Do this = Select all lines with the string "statement" in them, and copy those lines.

Raw records =
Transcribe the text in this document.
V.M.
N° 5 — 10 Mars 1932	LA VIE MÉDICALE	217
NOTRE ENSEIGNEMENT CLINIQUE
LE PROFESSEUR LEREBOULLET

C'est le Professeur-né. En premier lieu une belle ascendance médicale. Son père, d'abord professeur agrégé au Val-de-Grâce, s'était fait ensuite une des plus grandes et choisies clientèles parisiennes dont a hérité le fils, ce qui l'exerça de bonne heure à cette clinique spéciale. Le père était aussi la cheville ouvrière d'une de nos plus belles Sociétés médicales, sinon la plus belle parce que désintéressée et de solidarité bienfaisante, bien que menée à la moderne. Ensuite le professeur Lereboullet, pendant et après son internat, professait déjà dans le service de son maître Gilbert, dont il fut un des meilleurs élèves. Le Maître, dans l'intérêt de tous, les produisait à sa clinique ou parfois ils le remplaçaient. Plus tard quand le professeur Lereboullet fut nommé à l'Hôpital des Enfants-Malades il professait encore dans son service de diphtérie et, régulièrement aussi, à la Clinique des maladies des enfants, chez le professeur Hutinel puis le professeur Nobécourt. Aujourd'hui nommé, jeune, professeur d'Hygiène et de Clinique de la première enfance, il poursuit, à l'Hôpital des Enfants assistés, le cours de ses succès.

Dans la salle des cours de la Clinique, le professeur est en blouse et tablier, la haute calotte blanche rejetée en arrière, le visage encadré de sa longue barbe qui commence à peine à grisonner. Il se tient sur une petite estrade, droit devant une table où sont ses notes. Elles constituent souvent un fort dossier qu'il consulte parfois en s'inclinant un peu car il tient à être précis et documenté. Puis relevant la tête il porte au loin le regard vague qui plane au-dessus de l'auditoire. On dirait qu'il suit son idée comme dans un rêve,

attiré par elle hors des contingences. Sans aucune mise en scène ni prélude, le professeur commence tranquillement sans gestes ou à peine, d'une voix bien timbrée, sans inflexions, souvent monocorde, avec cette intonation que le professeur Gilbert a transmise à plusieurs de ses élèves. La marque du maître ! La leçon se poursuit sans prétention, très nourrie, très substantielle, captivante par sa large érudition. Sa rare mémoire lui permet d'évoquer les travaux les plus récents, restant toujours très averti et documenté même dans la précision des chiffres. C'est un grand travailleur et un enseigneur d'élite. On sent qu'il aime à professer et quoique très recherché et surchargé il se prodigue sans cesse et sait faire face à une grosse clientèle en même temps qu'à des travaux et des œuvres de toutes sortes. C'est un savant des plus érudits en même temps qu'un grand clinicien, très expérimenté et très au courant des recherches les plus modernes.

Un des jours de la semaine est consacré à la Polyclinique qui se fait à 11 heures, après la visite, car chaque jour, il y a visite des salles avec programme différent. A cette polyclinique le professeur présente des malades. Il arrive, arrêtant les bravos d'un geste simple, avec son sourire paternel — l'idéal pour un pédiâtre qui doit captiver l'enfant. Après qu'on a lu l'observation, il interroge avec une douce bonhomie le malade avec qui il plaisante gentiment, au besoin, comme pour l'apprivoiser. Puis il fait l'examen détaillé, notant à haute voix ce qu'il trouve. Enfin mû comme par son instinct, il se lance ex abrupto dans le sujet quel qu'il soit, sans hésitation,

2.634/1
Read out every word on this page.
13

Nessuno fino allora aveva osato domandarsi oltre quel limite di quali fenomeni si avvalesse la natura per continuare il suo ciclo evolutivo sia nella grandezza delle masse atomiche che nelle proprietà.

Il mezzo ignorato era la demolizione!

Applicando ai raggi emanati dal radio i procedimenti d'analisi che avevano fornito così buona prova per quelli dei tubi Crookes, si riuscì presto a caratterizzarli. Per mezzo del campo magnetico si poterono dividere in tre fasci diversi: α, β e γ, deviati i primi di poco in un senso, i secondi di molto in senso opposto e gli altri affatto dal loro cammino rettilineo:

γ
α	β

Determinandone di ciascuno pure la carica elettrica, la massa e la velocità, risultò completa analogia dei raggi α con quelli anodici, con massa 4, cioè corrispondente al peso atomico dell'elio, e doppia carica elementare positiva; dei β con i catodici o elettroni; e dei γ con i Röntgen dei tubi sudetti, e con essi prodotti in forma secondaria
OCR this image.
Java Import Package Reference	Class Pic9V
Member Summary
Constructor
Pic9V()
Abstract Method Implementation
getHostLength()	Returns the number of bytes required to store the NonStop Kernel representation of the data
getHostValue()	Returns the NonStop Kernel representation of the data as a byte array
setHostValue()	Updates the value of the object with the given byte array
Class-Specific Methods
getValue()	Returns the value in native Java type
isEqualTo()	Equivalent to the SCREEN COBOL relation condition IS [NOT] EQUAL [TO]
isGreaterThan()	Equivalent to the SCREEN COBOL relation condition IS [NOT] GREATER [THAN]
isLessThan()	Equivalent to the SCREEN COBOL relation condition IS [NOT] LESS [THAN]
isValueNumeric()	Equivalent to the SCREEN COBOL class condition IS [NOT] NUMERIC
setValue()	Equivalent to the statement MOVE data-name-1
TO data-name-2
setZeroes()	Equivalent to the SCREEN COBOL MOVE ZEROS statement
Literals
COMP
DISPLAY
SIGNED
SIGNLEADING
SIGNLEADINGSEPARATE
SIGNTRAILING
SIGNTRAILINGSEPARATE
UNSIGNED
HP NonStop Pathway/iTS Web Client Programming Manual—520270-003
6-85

Written response =
setValue()	Equivalent to the statement MOVE data-name-1
setZeroes()	Equivalent to the SCREEN COBOL MOVE ZEROS statement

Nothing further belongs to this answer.